Show all lines from the data that include the word "strike".
:: Raw data
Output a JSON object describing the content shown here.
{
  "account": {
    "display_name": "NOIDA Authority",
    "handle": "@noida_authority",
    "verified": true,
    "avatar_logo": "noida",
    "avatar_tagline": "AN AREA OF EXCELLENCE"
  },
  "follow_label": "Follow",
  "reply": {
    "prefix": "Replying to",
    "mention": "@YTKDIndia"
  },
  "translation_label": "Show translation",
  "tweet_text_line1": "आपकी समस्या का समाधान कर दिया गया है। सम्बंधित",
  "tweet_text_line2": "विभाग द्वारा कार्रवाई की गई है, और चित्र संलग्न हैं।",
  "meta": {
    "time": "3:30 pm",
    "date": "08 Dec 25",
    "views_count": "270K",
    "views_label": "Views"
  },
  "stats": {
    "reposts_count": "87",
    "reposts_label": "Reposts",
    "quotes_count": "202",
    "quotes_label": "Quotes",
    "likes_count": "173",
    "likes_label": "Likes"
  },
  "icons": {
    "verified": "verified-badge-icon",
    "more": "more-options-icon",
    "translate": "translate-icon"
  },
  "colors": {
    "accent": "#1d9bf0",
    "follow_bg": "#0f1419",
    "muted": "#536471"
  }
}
::::
:: Raw data
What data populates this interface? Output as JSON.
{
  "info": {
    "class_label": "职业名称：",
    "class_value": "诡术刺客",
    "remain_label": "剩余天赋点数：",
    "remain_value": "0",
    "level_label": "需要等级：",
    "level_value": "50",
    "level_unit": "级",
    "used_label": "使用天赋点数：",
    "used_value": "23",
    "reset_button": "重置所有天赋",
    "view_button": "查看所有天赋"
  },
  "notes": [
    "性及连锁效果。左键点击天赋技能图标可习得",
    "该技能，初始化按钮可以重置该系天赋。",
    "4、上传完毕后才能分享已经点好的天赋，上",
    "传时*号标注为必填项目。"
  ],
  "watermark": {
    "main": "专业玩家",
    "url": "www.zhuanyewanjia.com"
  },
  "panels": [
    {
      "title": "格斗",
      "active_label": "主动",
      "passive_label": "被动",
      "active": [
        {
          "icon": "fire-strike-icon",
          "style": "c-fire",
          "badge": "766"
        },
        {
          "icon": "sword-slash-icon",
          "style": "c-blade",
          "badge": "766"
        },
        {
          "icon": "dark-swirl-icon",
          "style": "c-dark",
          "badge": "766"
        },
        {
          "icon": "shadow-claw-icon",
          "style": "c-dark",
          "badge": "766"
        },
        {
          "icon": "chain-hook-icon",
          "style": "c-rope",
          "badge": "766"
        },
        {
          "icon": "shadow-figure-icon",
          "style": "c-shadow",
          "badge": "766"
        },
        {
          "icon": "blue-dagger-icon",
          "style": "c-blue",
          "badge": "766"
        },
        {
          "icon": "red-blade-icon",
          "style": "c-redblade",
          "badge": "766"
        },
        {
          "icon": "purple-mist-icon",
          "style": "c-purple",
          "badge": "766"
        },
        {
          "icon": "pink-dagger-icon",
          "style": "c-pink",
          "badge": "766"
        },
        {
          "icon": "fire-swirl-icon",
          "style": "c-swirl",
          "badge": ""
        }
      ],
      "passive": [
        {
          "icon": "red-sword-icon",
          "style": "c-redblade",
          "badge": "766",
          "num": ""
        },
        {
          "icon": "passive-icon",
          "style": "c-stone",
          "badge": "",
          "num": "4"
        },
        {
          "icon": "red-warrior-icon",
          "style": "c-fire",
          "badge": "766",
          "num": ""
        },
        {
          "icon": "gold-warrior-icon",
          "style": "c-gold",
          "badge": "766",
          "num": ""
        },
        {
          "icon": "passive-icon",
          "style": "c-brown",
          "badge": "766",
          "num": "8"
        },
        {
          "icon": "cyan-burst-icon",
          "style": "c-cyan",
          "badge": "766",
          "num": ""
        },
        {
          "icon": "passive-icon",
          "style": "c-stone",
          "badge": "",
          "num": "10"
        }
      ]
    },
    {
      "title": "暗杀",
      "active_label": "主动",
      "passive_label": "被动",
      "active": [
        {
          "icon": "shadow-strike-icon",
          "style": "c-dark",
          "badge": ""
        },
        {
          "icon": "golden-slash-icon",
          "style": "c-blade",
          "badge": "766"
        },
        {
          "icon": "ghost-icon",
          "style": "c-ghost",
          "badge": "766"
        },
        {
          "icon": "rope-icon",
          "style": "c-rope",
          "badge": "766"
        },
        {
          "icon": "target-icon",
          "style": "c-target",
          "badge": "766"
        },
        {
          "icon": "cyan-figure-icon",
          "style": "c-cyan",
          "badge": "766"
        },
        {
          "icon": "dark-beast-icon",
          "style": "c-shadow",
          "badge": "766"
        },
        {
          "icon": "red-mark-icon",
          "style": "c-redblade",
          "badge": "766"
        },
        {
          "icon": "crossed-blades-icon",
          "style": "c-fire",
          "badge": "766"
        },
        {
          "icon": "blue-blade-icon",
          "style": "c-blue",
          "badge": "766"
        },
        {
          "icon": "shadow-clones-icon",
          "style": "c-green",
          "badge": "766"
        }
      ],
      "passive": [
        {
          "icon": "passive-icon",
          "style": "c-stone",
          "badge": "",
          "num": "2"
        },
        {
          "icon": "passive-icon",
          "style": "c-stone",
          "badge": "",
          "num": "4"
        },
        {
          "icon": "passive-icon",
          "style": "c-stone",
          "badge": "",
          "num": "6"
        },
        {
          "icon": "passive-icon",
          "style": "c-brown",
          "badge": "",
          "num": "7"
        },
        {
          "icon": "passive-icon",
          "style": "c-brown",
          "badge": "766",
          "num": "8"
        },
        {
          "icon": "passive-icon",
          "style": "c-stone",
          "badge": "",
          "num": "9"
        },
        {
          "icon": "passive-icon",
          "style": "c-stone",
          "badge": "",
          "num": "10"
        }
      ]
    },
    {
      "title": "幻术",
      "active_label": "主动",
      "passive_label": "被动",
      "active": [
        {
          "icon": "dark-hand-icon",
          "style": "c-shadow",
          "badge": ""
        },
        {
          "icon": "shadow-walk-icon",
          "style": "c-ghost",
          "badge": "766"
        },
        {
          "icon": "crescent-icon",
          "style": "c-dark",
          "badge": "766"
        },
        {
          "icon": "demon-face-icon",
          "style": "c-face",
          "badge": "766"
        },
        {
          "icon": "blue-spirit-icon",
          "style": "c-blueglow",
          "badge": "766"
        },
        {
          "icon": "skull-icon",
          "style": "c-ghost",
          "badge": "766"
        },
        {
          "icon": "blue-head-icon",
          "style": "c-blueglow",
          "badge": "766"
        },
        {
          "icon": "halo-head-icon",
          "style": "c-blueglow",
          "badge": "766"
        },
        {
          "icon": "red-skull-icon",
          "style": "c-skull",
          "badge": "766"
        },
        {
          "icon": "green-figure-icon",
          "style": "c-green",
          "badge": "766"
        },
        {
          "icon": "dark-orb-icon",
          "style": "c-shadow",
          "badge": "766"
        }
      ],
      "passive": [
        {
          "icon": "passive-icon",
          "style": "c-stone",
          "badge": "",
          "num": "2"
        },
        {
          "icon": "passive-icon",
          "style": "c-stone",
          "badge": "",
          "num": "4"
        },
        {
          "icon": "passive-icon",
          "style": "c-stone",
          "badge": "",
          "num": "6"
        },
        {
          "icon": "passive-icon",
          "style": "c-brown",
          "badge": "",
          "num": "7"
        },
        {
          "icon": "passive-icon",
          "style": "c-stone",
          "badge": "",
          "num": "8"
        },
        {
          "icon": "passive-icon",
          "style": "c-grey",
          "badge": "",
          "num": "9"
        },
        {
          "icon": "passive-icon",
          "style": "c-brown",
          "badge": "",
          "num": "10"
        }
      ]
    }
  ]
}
::::
## [Exercise output]
          "icon": "fire-strike-icon",
          "icon": "shadow-strike-icon",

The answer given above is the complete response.